Data excerpts:
--------

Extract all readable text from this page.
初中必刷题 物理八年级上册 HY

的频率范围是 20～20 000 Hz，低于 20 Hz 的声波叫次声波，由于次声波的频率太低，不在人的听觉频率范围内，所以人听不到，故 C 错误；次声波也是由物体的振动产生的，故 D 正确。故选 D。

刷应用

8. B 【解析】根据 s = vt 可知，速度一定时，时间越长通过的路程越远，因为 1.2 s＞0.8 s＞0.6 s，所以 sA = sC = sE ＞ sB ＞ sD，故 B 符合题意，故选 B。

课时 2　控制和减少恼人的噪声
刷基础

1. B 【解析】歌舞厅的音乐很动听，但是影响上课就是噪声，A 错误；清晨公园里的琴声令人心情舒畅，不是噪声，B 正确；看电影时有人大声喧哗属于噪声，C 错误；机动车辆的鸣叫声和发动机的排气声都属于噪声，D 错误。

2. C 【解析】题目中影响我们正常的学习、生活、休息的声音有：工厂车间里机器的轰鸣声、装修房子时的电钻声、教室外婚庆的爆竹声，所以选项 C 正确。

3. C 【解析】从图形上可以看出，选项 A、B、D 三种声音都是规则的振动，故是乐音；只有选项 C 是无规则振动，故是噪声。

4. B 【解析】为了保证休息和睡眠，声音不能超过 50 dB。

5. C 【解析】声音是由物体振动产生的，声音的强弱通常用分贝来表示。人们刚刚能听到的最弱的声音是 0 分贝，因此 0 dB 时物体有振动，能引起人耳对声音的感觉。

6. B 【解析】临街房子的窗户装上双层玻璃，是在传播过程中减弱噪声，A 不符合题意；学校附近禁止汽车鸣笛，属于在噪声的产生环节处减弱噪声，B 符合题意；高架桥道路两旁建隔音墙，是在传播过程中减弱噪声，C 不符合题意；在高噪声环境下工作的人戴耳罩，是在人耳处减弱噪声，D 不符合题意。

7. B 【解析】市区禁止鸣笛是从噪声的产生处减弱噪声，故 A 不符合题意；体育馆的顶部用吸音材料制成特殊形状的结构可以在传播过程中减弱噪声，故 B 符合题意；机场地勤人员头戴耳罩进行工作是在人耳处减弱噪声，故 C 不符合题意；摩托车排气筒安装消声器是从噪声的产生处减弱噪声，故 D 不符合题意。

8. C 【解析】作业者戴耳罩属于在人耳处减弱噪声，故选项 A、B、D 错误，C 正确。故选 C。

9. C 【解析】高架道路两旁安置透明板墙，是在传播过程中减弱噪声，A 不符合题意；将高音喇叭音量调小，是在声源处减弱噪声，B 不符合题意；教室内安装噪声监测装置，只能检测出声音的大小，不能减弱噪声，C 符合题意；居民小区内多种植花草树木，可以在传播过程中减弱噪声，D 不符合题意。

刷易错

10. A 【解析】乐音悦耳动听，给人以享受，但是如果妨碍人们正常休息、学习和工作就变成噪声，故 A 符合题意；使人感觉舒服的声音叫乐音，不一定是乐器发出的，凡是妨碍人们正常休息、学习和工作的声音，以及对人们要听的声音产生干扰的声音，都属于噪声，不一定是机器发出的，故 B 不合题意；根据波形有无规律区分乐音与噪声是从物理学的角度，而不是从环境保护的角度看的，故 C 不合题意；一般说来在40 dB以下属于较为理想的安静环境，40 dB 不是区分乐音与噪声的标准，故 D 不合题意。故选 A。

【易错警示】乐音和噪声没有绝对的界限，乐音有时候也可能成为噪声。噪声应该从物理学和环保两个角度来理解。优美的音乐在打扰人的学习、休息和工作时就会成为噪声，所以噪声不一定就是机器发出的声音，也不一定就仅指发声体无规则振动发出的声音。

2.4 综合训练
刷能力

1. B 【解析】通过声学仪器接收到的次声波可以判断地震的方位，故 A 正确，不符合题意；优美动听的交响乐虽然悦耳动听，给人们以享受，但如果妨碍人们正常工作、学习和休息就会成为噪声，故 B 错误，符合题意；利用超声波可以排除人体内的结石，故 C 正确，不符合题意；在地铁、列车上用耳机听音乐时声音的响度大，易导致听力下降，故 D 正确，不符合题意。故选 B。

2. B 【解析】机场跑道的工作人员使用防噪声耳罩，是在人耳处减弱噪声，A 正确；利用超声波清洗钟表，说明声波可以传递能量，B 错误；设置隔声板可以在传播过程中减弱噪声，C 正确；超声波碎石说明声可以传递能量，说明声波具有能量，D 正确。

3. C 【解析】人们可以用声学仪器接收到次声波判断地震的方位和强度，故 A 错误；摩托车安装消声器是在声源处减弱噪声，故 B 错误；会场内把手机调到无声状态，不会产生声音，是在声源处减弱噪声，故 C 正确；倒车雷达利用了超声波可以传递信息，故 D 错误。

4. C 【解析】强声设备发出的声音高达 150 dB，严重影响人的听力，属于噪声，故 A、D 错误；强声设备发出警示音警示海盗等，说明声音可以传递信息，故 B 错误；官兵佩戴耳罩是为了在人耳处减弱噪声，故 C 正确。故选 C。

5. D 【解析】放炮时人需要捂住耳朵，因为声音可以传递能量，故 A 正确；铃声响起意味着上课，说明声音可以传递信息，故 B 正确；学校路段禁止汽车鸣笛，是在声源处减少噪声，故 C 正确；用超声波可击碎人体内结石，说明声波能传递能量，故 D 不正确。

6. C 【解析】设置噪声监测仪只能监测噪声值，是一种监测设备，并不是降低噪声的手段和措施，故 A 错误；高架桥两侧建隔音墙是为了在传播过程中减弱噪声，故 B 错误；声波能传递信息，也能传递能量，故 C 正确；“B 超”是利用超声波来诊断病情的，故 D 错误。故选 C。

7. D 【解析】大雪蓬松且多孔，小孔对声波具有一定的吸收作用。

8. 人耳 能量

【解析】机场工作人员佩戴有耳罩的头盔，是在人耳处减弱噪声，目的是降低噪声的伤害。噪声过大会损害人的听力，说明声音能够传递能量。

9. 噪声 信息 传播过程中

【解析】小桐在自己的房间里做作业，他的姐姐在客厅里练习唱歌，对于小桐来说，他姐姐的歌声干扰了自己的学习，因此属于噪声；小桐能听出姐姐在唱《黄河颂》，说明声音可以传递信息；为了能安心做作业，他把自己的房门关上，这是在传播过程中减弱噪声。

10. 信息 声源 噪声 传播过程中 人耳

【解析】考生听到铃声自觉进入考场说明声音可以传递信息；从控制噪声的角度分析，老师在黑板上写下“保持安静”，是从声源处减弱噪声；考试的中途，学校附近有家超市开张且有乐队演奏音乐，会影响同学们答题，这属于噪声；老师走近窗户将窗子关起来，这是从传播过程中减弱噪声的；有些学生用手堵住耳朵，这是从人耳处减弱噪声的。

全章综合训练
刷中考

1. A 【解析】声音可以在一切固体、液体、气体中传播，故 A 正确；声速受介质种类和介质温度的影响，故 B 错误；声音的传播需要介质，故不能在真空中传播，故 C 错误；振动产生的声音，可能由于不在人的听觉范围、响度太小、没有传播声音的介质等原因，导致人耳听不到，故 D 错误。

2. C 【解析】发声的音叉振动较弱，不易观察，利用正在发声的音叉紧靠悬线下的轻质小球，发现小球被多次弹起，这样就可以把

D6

--------

● **WHAT YOU ARE ASKED TO DO**: Count the lines of these entries that hold the string "符合题意", and give only that number.

● **TASK ANSWER**: 6